GIVEN INSTRUCTION:
From the listing that follows, extract every line and set it down unaltered.

ENTRIES SHOWN:
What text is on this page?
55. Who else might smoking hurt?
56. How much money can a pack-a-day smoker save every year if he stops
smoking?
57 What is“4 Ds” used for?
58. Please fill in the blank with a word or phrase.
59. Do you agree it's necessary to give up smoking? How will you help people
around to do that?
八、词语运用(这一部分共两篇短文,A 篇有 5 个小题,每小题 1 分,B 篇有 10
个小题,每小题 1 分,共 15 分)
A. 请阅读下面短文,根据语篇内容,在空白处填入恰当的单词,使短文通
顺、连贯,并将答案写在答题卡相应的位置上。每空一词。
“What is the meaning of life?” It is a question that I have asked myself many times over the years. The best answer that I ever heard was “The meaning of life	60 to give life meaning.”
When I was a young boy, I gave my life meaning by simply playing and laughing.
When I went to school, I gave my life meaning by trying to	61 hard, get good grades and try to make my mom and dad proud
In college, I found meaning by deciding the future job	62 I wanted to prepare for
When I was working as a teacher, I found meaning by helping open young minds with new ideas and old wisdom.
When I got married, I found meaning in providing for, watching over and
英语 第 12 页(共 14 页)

ANSWER TO THIS TASK:
What text is on this page?
55. Who else might smoking hurt?
56. How much money can a pack-a-day smoker save every year if he stops
smoking?
57 What is“4 Ds” used for?
58. Please fill in the blank with a word or phrase.
59. Do you agree it's necessary to give up smoking? How will you help people
around to do that?
八、词语运用(这一部分共两篇短文,A 篇有 5 个小题,每小题 1 分,B 篇有 10
个小题,每小题 1 分,共 15 分)
A. 请阅读下面短文,根据语篇内容,在空白处填入恰当的单词,使短文通
顺、连贯,并将答案写在答题卡相应的位置上。每空一词。
“What is the meaning of life?” It is a question that I have asked myself many times over the years. The best answer that I ever heard was “The meaning of life	60 to give life meaning.”
When I was a young boy, I gave my life meaning by simply playing and laughing.
When I went to school, I gave my life meaning by trying to	61 hard, get good grades and try to make my mom and dad proud
In college, I found meaning by deciding the future job	62 I wanted to prepare for
When I was working as a teacher, I found meaning by helping open young minds with new ideas and old wisdom.
When I got married, I found meaning in providing for, watching over and
英语 第 12 页(共 14 页)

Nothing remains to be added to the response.